* INSTRUCTION
Of the lines in the listing, how many include the string "background"? Write the number and nothing else.
┌─ SUPPLIED ENTRIES
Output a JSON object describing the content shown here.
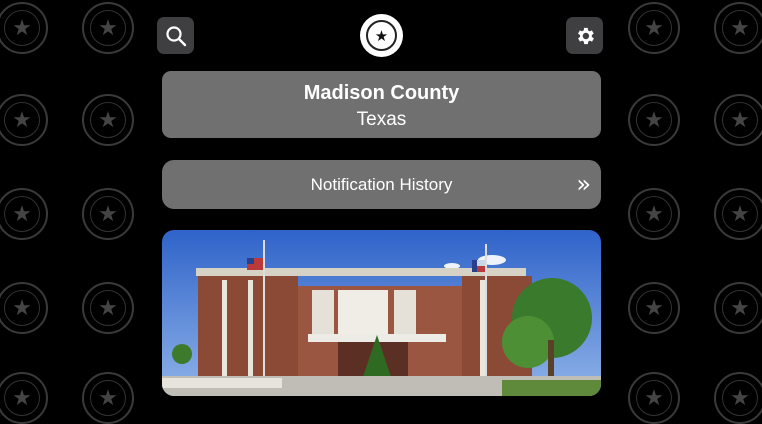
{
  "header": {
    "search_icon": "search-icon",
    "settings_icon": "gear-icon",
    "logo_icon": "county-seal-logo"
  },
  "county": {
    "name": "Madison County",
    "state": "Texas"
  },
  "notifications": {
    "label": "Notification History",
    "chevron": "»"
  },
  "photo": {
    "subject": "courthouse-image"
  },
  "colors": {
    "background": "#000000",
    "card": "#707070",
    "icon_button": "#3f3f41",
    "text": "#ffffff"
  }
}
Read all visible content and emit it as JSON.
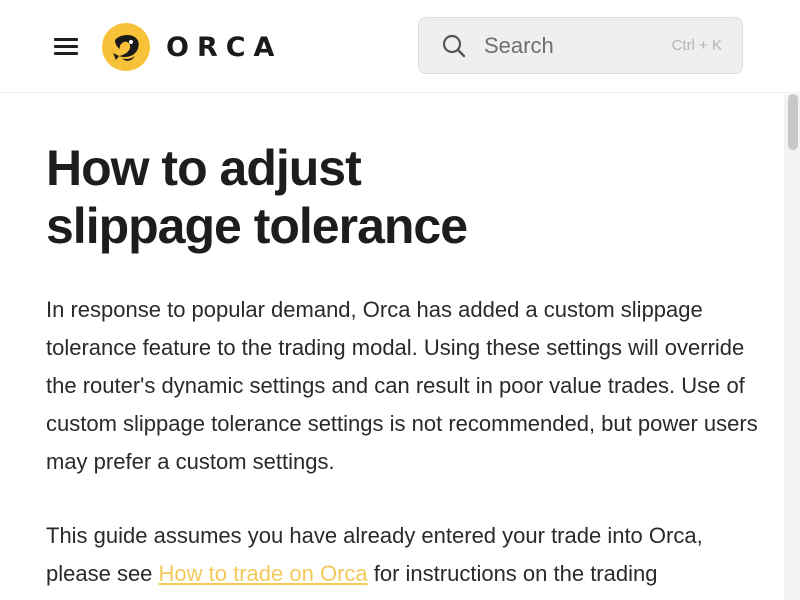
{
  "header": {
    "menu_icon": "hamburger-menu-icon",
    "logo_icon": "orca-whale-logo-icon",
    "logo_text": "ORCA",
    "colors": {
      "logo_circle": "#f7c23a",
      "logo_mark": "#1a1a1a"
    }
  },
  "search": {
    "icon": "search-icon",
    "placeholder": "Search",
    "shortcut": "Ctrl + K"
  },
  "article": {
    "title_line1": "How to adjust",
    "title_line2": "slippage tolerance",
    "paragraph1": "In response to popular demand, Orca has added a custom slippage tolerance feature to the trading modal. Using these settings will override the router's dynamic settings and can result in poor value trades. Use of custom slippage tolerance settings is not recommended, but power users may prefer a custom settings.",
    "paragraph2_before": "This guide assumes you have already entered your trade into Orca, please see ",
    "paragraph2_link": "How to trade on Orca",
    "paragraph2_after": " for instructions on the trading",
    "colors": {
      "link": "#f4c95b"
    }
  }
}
└─
┌─ SUPPLIED ENTRIES
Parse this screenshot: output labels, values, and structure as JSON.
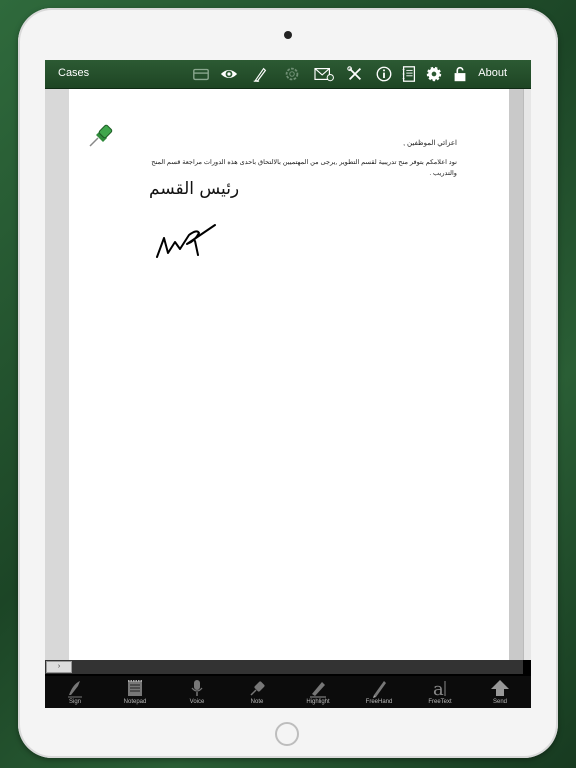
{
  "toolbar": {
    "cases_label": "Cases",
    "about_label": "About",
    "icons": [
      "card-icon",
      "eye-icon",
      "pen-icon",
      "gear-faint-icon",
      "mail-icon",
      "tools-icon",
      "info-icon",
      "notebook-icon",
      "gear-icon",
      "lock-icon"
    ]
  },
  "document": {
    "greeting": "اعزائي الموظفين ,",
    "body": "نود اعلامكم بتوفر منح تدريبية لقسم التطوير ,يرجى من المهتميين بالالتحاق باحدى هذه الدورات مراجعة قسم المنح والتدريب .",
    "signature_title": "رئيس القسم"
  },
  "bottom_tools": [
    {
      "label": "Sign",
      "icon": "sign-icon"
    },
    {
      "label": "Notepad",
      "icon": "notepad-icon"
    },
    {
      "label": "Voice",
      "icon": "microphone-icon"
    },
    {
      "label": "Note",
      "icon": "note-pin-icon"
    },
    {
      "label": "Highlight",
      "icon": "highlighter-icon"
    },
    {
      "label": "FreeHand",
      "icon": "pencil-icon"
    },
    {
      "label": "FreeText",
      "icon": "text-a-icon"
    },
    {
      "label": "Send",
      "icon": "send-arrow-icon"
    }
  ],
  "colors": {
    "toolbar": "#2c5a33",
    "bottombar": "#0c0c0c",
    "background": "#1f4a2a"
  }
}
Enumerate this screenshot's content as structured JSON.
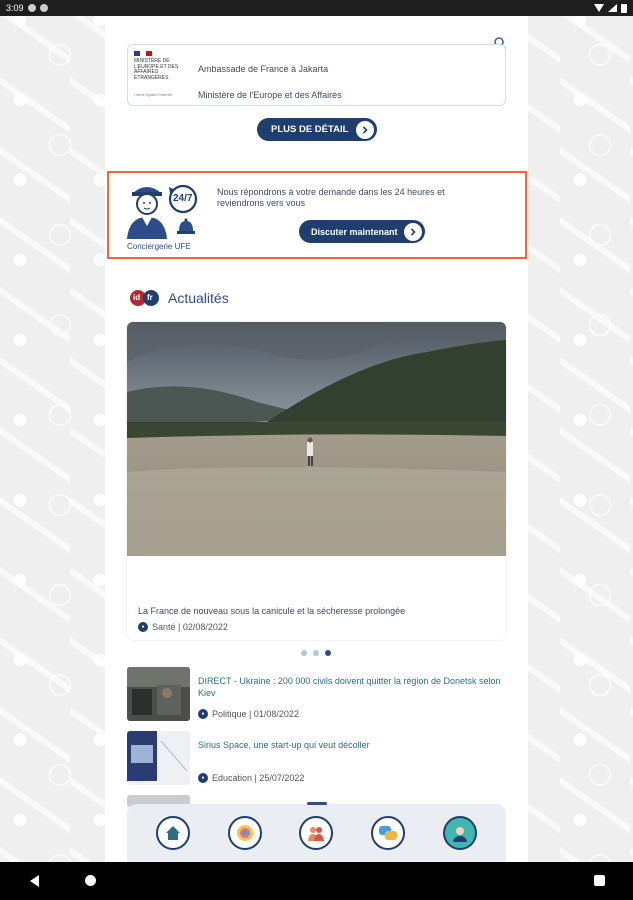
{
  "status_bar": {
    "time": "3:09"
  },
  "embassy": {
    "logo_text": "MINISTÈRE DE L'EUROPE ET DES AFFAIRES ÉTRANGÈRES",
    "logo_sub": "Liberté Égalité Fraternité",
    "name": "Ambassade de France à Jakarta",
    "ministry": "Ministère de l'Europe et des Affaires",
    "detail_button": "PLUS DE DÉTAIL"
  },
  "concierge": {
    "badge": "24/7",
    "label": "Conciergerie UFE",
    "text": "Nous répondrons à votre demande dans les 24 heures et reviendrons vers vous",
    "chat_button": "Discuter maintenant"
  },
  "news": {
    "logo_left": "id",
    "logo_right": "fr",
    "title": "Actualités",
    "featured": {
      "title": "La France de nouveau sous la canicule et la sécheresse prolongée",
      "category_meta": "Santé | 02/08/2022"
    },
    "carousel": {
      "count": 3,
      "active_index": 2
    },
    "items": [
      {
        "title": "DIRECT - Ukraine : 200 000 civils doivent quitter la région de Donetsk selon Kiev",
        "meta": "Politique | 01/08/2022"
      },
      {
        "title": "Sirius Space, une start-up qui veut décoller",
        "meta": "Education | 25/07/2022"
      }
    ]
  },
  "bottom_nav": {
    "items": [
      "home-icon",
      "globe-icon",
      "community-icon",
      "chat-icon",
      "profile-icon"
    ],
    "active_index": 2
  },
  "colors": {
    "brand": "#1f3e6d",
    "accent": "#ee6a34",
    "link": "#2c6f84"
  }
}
└─
* FULL SOLUTION
2